Stated exercise:
Return the entries verbatim and drop every picture.

Raw data:
--------
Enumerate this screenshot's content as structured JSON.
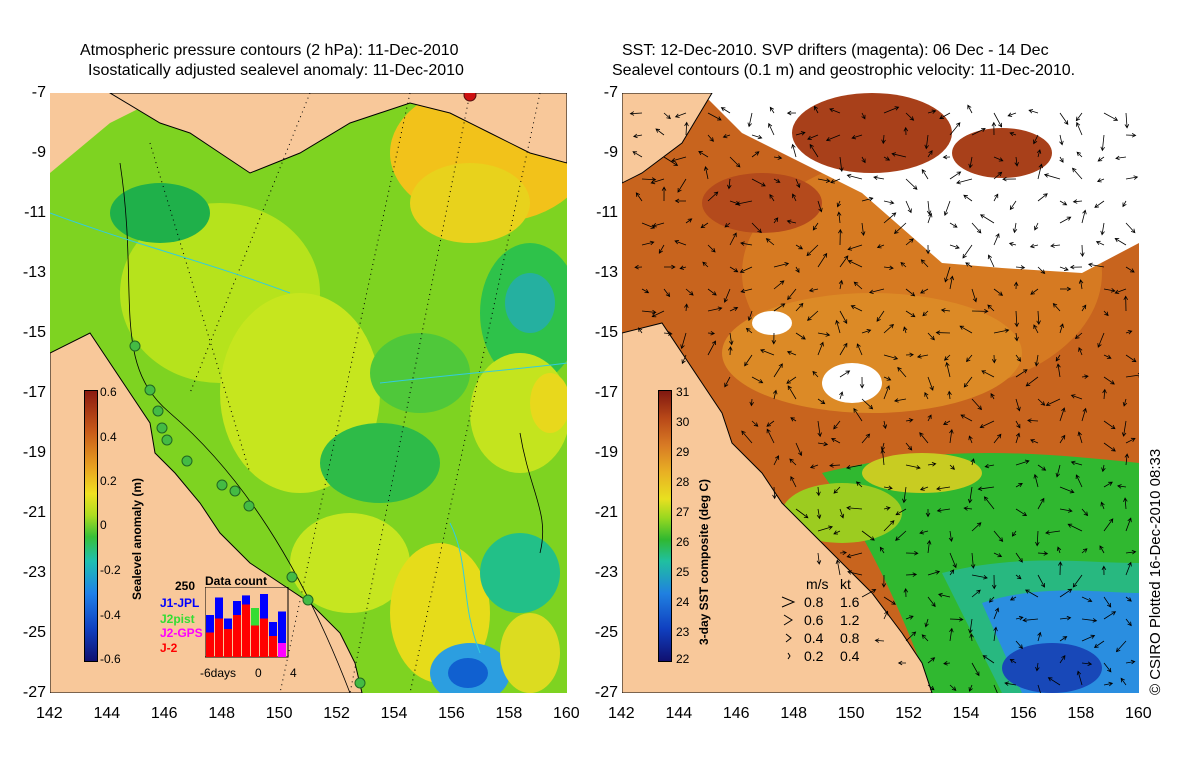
{
  "left_panel": {
    "title_line1": "Atmospheric pressure contours (2 hPa): 11-Dec-2010",
    "title_line2": "Isostatically adjusted sealevel anomaly: 11-Dec-2010",
    "colorbar": {
      "label": "Sealevel anomaly (m)",
      "ticks": [
        "0.6",
        "0.4",
        "0.2",
        "0",
        "-0.2",
        "-0.4",
        "-0.6"
      ]
    },
    "data_count": {
      "title": "Data count",
      "max_label": "250",
      "series": [
        {
          "name": "J1-JPL",
          "color": "#0000ff"
        },
        {
          "name": "J2pist",
          "color": "#33dd33"
        },
        {
          "name": "J2-GPS",
          "color": "#ff00ff"
        },
        {
          "name": "J-2",
          "color": "#ff0000"
        }
      ],
      "xaxis_labels": [
        "-6days",
        "0",
        "4"
      ],
      "bars": [
        {
          "red": 0.35,
          "blue": 0.6
        },
        {
          "red": 0.55,
          "blue": 0.85
        },
        {
          "red": 0.4,
          "blue": 0.55
        },
        {
          "red": 0.6,
          "blue": 0.8
        },
        {
          "red": 0.75,
          "blue": 0.88
        },
        {
          "red": 0.45,
          "blue": 0.55,
          "green": 0.7
        },
        {
          "red": 0.55,
          "blue": 0.9
        },
        {
          "red": 0.3,
          "blue": 0.5
        },
        {
          "red": 0.1,
          "blue": 0.65,
          "magenta": 0.2
        }
      ]
    }
  },
  "right_panel": {
    "title_line1": "SST: 12-Dec-2010. SVP drifters (magenta): 06 Dec - 14 Dec",
    "title_line2": "Sealevel contours (0.1 m) and geostrophic velocity: 11-Dec-2010.",
    "colorbar": {
      "label": "3-day SST composite (deg C)",
      "ticks": [
        "31",
        "30",
        "29",
        "28",
        "27",
        "26",
        "25",
        "24",
        "23",
        "22"
      ]
    },
    "vector_legend": {
      "header_ms": "m/s",
      "header_kt": "kt",
      "rows": [
        {
          "ms": "0.8",
          "kt": "1.6"
        },
        {
          "ms": "0.6",
          "kt": "1.2"
        },
        {
          "ms": "0.4",
          "kt": "0.8"
        },
        {
          "ms": "0.2",
          "kt": "0.4"
        }
      ]
    }
  },
  "axes": {
    "y_ticks": [
      "-7",
      "-9",
      "-11",
      "-13",
      "-15",
      "-17",
      "-19",
      "-21",
      "-23",
      "-25",
      "-27"
    ],
    "x_ticks": [
      "142",
      "144",
      "146",
      "148",
      "150",
      "152",
      "154",
      "156",
      "158",
      "160"
    ]
  },
  "credit": "© CSIRO Plotted 16-Dec-2010 08:33",
  "colors": {
    "land": "#f8c89a",
    "sla_mid": "#7ed321",
    "sst_warm": "#c8641e"
  }
}
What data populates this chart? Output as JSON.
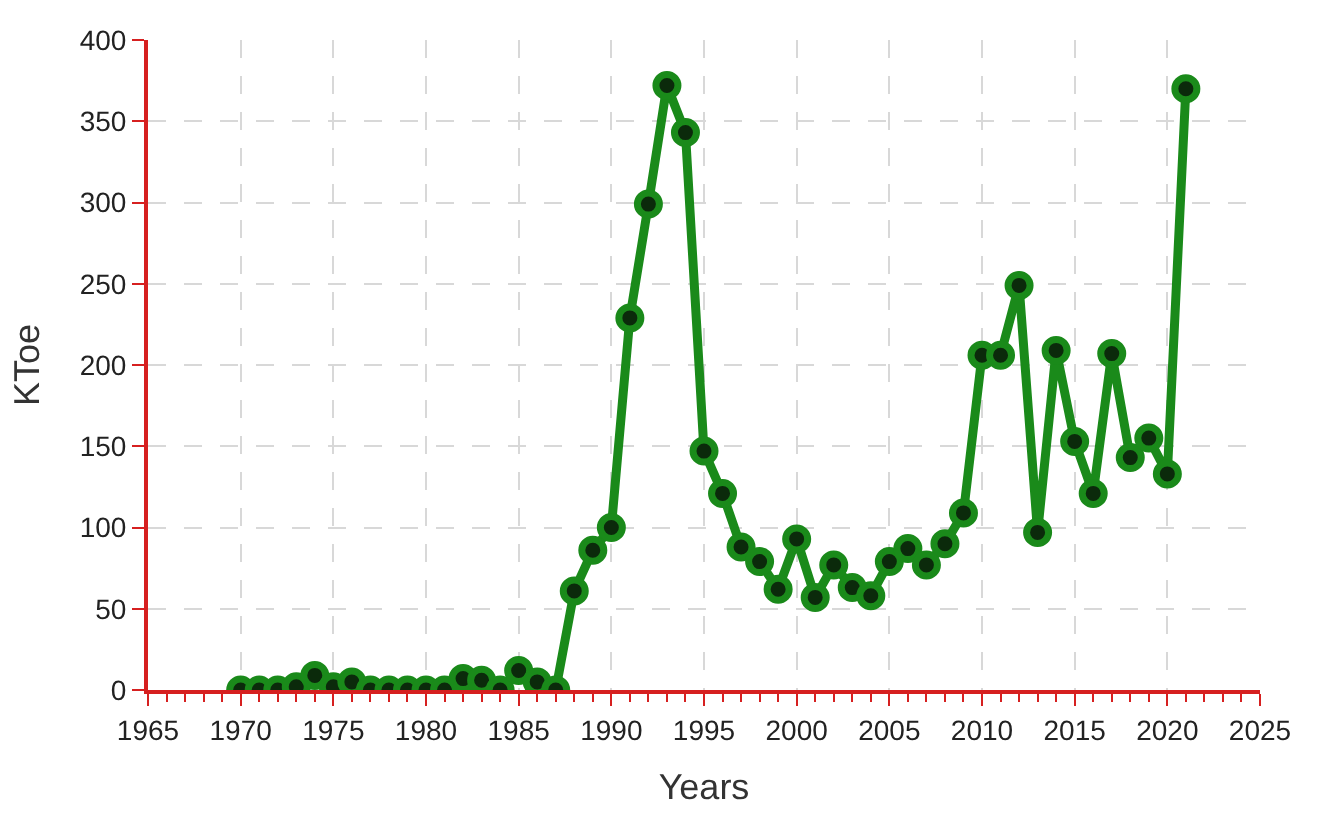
{
  "chart_data": {
    "type": "line",
    "xlabel": "Years",
    "ylabel": "KToe",
    "x": [
      1970,
      1971,
      1972,
      1973,
      1974,
      1975,
      1976,
      1977,
      1978,
      1979,
      1980,
      1981,
      1982,
      1983,
      1984,
      1985,
      1986,
      1987,
      1988,
      1989,
      1990,
      1991,
      1992,
      1993,
      1994,
      1995,
      1996,
      1997,
      1998,
      1999,
      2000,
      2001,
      2002,
      2003,
      2004,
      2005,
      2006,
      2007,
      2008,
      2009,
      2010,
      2011,
      2012,
      2013,
      2014,
      2015,
      2016,
      2017,
      2018,
      2019,
      2020,
      2021
    ],
    "series": [
      {
        "color": "#1a8a1a",
        "values": [
          0,
          0,
          0,
          2,
          9,
          2,
          5,
          0,
          0,
          0,
          0,
          0,
          7,
          6,
          0,
          12,
          5,
          0,
          61,
          86,
          100,
          229,
          299,
          372,
          343,
          147,
          121,
          88,
          79,
          62,
          93,
          57,
          77,
          63,
          58,
          79,
          87,
          77,
          90,
          109,
          206,
          206,
          249,
          97,
          209,
          153,
          121,
          207,
          143,
          155,
          133,
          370
        ]
      }
    ],
    "xlim": [
      1965,
      2025
    ],
    "xticks": [
      1965,
      1970,
      1975,
      1980,
      1985,
      1990,
      1995,
      2000,
      2005,
      2010,
      2015,
      2020,
      2025
    ],
    "ylim": [
      0,
      400
    ],
    "yticks": [
      0,
      50,
      100,
      150,
      200,
      250,
      300,
      350,
      400
    ],
    "grid": true,
    "marker": "circle",
    "line_style": "solid"
  }
}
--------
Response:
Enumerate this screenshot's content as structured JSON.
{
  "left_panel": {
    "title_line1": "Atmospheric pressure contours (2 hPa): 11-Dec-2010",
    "title_line2": "Isostatically adjusted sealevel anomaly: 11-Dec-2010",
    "colorbar": {
      "label": "Sealevel anomaly (m)",
      "ticks": [
        "0.6",
        "0.4",
        "0.2",
        "0",
        "-0.2",
        "-0.4",
        "-0.6"
      ]
    },
    "data_count": {
      "title": "Data count",
      "max_label": "250",
      "series": [
        {
          "name": "J1-JPL",
          "color": "#0000ff"
        },
        {
          "name": "J2pist",
          "color": "#33dd33"
        },
        {
          "name": "J2-GPS",
          "color": "#ff00ff"
        },
        {
          "name": "J-2",
          "color": "#ff0000"
        }
      ],
      "xaxis_labels": [
        "-6days",
        "0",
        "4"
      ],
      "bars": [
        {
          "red": 0.35,
          "blue": 0.6
        },
        {
          "red": 0.55,
          "blue": 0.85
        },
        {
          "red": 0.4,
          "blue": 0.55
        },
        {
          "red": 0.6,
          "blue": 0.8
        },
        {
          "red": 0.75,
          "blue": 0.88
        },
        {
          "red": 0.45,
          "blue": 0.55,
          "green": 0.7
        },
        {
          "red": 0.55,
          "blue": 0.9
        },
        {
          "red": 0.3,
          "blue": 0.5
        },
        {
          "red": 0.1,
          "blue": 0.65,
          "magenta": 0.2
        }
      ]
    }
  },
  "right_panel": {
    "title_line1": "SST: 12-Dec-2010. SVP drifters (magenta): 06 Dec - 14 Dec",
    "title_line2": "Sealevel contours (0.1 m) and geostrophic velocity: 11-Dec-2010.",
    "colorbar": {
      "label": "3-day SST composite (deg C)",
      "ticks": [
        "31",
        "30",
        "29",
        "28",
        "27",
        "26",
        "25",
        "24",
        "23",
        "22"
      ]
    },
    "vector_legend": {
      "header_ms": "m/s",
      "header_kt": "kt",
      "rows": [
        {
          "ms": "0.8",
          "kt": "1.6"
        },
        {
          "ms": "0.6",
          "kt": "1.2"
        },
        {
          "ms": "0.4",
          "kt": "0.8"
        },
        {
          "ms": "0.2",
          "kt": "0.4"
        }
      ]
    }
  },
  "axes": {
    "y_ticks": [
      "-7",
      "-9",
      "-11",
      "-13",
      "-15",
      "-17",
      "-19",
      "-21",
      "-23",
      "-25",
      "-27"
    ],
    "x_ticks": [
      "142",
      "144",
      "146",
      "148",
      "150",
      "152",
      "154",
      "156",
      "158",
      "160"
    ]
  },
  "credit": "© CSIRO Plotted 16-Dec-2010 08:33",
  "colors": {
    "land": "#f8c89a",
    "sla_mid": "#7ed321",
    "sst_warm": "#c8641e"
  }
}
What data populates this chart? Output as JSON.
{
  "chart_data": {
    "type": "line",
    "xlabel": "Years",
    "ylabel": "KToe",
    "x": [
      1970,
      1971,
      1972,
      1973,
      1974,
      1975,
      1976,
      1977,
      1978,
      1979,
      1980,
      1981,
      1982,
      1983,
      1984,
      1985,
      1986,
      1987,
      1988,
      1989,
      1990,
      1991,
      1992,
      1993,
      1994,
      1995,
      1996,
      1997,
      1998,
      1999,
      2000,
      2001,
      2002,
      2003,
      2004,
      2005,
      2006,
      2007,
      2008,
      2009,
      2010,
      2011,
      2012,
      2013,
      2014,
      2015,
      2016,
      2017,
      2018,
      2019,
      2020,
      2021
    ],
    "series": [
      {
        "color": "#1a8a1a",
        "values": [
          0,
          0,
          0,
          2,
          9,
          2,
          5,
          0,
          0,
          0,
          0,
          0,
          7,
          6,
          0,
          12,
          5,
          0,
          61,
          86,
          100,
          229,
          299,
          372,
          343,
          147,
          121,
          88,
          79,
          62,
          93,
          57,
          77,
          63,
          58,
          79,
          87,
          77,
          90,
          109,
          206,
          206,
          249,
          97,
          209,
          153,
          121,
          207,
          143,
          155,
          133,
          370
        ]
      }
    ],
    "xlim": [
      1965,
      2025
    ],
    "xticks": [
      1965,
      1970,
      1975,
      1980,
      1985,
      1990,
      1995,
      2000,
      2005,
      2010,
      2015,
      2020,
      2025
    ],
    "ylim": [
      0,
      400
    ],
    "yticks": [
      0,
      50,
      100,
      150,
      200,
      250,
      300,
      350,
      400
    ],
    "grid": true,
    "marker": "circle",
    "line_style": "solid"
  }
}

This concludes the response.